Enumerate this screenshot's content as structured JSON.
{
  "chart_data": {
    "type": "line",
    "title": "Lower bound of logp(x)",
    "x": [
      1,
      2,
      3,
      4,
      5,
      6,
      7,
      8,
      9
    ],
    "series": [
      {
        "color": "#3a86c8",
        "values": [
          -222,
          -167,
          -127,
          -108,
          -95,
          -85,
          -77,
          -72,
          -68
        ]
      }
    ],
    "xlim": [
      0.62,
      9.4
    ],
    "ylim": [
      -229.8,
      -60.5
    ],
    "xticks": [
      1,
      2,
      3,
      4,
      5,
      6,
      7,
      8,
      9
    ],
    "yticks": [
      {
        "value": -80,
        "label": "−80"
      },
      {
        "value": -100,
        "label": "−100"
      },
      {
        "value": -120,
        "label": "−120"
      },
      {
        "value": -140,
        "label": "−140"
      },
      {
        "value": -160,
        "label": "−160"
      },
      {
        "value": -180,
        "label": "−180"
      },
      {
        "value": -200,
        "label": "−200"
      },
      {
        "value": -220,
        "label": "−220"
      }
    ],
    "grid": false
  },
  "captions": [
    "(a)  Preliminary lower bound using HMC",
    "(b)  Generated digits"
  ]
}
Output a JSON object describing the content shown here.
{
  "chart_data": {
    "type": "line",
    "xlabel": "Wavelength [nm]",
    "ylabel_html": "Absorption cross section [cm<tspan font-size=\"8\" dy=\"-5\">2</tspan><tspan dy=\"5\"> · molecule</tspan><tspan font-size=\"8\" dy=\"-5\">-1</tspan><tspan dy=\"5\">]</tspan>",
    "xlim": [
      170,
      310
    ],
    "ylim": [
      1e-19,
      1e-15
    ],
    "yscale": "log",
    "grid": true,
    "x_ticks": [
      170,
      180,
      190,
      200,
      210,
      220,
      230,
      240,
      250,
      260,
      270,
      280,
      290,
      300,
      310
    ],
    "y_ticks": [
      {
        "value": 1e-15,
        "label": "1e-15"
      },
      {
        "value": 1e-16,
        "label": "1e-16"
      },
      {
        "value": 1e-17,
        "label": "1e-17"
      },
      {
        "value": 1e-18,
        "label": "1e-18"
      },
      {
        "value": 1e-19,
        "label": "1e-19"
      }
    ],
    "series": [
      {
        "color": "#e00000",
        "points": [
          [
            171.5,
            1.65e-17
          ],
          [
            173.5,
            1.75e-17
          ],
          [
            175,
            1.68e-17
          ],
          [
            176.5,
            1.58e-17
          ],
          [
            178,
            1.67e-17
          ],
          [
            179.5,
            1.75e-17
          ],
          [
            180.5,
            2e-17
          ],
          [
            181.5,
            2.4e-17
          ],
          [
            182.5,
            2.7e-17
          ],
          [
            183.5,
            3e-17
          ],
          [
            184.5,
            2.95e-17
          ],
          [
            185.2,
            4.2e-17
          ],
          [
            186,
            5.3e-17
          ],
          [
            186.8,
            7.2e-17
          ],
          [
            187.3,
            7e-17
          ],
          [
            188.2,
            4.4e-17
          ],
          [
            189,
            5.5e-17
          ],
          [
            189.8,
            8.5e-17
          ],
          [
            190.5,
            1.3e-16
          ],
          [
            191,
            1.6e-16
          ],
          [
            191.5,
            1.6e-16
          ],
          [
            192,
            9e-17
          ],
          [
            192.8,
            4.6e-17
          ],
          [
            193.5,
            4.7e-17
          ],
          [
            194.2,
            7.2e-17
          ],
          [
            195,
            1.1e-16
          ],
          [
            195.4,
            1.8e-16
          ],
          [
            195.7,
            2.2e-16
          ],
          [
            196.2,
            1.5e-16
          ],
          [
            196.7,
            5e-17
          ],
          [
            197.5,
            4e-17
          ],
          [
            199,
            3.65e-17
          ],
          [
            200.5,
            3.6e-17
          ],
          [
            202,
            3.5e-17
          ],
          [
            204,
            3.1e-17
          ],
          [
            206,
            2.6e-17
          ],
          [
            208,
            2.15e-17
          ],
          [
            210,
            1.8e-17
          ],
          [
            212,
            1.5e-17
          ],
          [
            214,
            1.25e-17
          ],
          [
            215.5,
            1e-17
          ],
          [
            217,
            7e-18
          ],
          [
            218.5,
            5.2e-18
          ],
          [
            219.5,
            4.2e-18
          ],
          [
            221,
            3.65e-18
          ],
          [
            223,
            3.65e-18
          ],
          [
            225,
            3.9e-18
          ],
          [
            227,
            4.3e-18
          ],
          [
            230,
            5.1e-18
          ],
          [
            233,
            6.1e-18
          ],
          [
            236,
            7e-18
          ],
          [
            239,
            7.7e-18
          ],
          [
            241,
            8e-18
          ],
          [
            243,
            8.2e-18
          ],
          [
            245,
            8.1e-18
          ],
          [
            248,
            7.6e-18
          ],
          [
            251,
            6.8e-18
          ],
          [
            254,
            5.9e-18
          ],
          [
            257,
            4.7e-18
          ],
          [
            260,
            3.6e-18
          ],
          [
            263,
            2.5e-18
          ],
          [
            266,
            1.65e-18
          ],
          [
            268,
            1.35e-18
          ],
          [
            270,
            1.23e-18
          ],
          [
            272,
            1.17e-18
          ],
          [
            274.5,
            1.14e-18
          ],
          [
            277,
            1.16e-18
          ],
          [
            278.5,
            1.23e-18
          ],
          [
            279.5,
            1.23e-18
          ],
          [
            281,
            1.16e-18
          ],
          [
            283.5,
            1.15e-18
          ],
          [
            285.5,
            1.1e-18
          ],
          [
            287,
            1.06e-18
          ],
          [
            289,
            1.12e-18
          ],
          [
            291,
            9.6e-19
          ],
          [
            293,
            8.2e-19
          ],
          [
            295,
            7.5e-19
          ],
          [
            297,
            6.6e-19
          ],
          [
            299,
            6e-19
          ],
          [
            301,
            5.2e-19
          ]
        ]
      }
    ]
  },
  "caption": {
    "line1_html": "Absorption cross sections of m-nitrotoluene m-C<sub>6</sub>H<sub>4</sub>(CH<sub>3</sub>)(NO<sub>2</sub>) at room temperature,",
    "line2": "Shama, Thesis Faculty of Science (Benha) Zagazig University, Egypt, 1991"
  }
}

> Work to do
Write out the records above again, keeping each one identical to the original.

> Complete answer
Enumerate this screenshot's content as structured JSON.
{
  "chart_data": {
    "type": "line",
    "title": "Lower bound of logp(x)",
    "x": [
      1,
      2,
      3,
      4,
      5,
      6,
      7,
      8,
      9
    ],
    "series": [
      {
        "color": "#3a86c8",
        "values": [
          -222,
          -167,
          -127,
          -108,
          -95,
          -85,
          -77,
          -72,
          -68
        ]
      }
    ],
    "xlim": [
      0.62,
      9.4
    ],
    "ylim": [
      -229.8,
      -60.5
    ],
    "xticks": [
      1,
      2,
      3,
      4,
      5,
      6,
      7,
      8,
      9
    ],
    "yticks": [
      {
        "value": -80,
        "label": "−80"
      },
      {
        "value": -100,
        "label": "−100"
      },
      {
        "value": -120,
        "label": "−120"
      },
      {
        "value": -140,
        "label": "−140"
      },
      {
        "value": -160,
        "label": "−160"
      },
      {
        "value": -180,
        "label": "−180"
      },
      {
        "value": -200,
        "label": "−200"
      },
      {
        "value": -220,
        "label": "−220"
      }
    ],
    "grid": false
  },
  "captions": [
    "(a)  Preliminary lower bound using HMC",
    "(b)  Generated digits"
  ]
}
Output a JSON object describing the content shown here.
{
  "chart_data": {
    "type": "line",
    "xlabel": "Wavelength [nm]",
    "ylabel_html": "Absorption cross section [cm<tspan font-size=\"8\" dy=\"-5\">2</tspan><tspan dy=\"5\"> · molecule</tspan><tspan font-size=\"8\" dy=\"-5\">-1</tspan><tspan dy=\"5\">]</tspan>",
    "xlim": [
      170,
      310
    ],
    "ylim": [
      1e-19,
      1e-15
    ],
    "yscale": "log",
    "grid": true,
    "x_ticks": [
      170,
      180,
      190,
      200,
      210,
      220,
      230,
      240,
      250,
      260,
      270,
      280,
      290,
      300,
      310
    ],
    "y_ticks": [
      {
        "value": 1e-15,
        "label": "1e-15"
      },
      {
        "value": 1e-16,
        "label": "1e-16"
      },
      {
        "value": 1e-17,
        "label": "1e-17"
      },
      {
        "value": 1e-18,
        "label": "1e-18"
      },
      {
        "value": 1e-19,
        "label": "1e-19"
      }
    ],
    "series": [
      {
        "color": "#e00000",
        "points": [
          [
            171.5,
            1.65e-17
          ],
          [
            173.5,
            1.75e-17
          ],
          [
            175,
            1.68e-17
          ],
          [
            176.5,
            1.58e-17
          ],
          [
            178,
            1.67e-17
          ],
          [
            179.5,
            1.75e-17
          ],
          [
            180.5,
            2e-17
          ],
          [
            181.5,
            2.4e-17
          ],
          [
            182.5,
            2.7e-17
          ],
          [
            183.5,
            3e-17
          ],
          [
            184.5,
            2.95e-17
          ],
          [
            185.2,
            4.2e-17
          ],
          [
            186,
            5.3e-17
          ],
          [
            186.8,
            7.2e-17
          ],
          [
            187.3,
            7e-17
          ],
          [
            188.2,
            4.4e-17
          ],
          [
            189,
            5.5e-17
          ],
          [
            189.8,
            8.5e-17
          ],
          [
            190.5,
            1.3e-16
          ],
          [
            191,
            1.6e-16
          ],
          [
            191.5,
            1.6e-16
          ],
          [
            192,
            9e-17
          ],
          [
            192.8,
            4.6e-17
          ],
          [
            193.5,
            4.7e-17
          ],
          [
            194.2,
            7.2e-17
          ],
          [
            195,
            1.1e-16
          ],
          [
            195.4,
            1.8e-16
          ],
          [
            195.7,
            2.2e-16
          ],
          [
            196.2,
            1.5e-16
          ],
          [
            196.7,
            5e-17
          ],
          [
            197.5,
            4e-17
          ],
          [
            199,
            3.65e-17
          ],
          [
            200.5,
            3.6e-17
          ],
          [
            202,
            3.5e-17
          ],
          [
            204,
            3.1e-17
          ],
          [
            206,
            2.6e-17
          ],
          [
            208,
            2.15e-17
          ],
          [
            210,
            1.8e-17
          ],
          [
            212,
            1.5e-17
          ],
          [
            214,
            1.25e-17
          ],
          [
            215.5,
            1e-17
          ],
          [
            217,
            7e-18
          ],
          [
            218.5,
            5.2e-18
          ],
          [
            219.5,
            4.2e-18
          ],
          [
            221,
            3.65e-18
          ],
          [
            223,
            3.65e-18
          ],
          [
            225,
            3.9e-18
          ],
          [
            227,
            4.3e-18
          ],
          [
            230,
            5.1e-18
          ],
          [
            233,
            6.1e-18
          ],
          [
            236,
            7e-18
          ],
          [
            239,
            7.7e-18
          ],
          [
            241,
            8e-18
          ],
          [
            243,
            8.2e-18
          ],
          [
            245,
            8.1e-18
          ],
          [
            248,
            7.6e-18
          ],
          [
            251,
            6.8e-18
          ],
          [
            254,
            5.9e-18
          ],
          [
            257,
            4.7e-18
          ],
          [
            260,
            3.6e-18
          ],
          [
            263,
            2.5e-18
          ],
          [
            266,
            1.65e-18
          ],
          [
            268,
            1.35e-18
          ],
          [
            270,
            1.23e-18
          ],
          [
            272,
            1.17e-18
          ],
          [
            274.5,
            1.14e-18
          ],
          [
            277,
            1.16e-18
          ],
          [
            278.5,
            1.23e-18
          ],
          [
            279.5,
            1.23e-18
          ],
          [
            281,
            1.16e-18
          ],
          [
            283.5,
            1.15e-18
          ],
          [
            285.5,
            1.1e-18
          ],
          [
            287,
            1.06e-18
          ],
          [
            289,
            1.12e-18
          ],
          [
            291,
            9.6e-19
          ],
          [
            293,
            8.2e-19
          ],
          [
            295,
            7.5e-19
          ],
          [
            297,
            6.6e-19
          ],
          [
            299,
            6e-19
          ],
          [
            301,
            5.2e-19
          ]
        ]
      }
    ]
  },
  "caption": {
    "line1_html": "Absorption cross sections of m-nitrotoluene m-C<sub>6</sub>H<sub>4</sub>(CH<sub>3</sub>)(NO<sub>2</sub>) at room temperature,",
    "line2": "Shama, Thesis Faculty of Science (Benha) Zagazig University, Egypt, 1991"
  }
}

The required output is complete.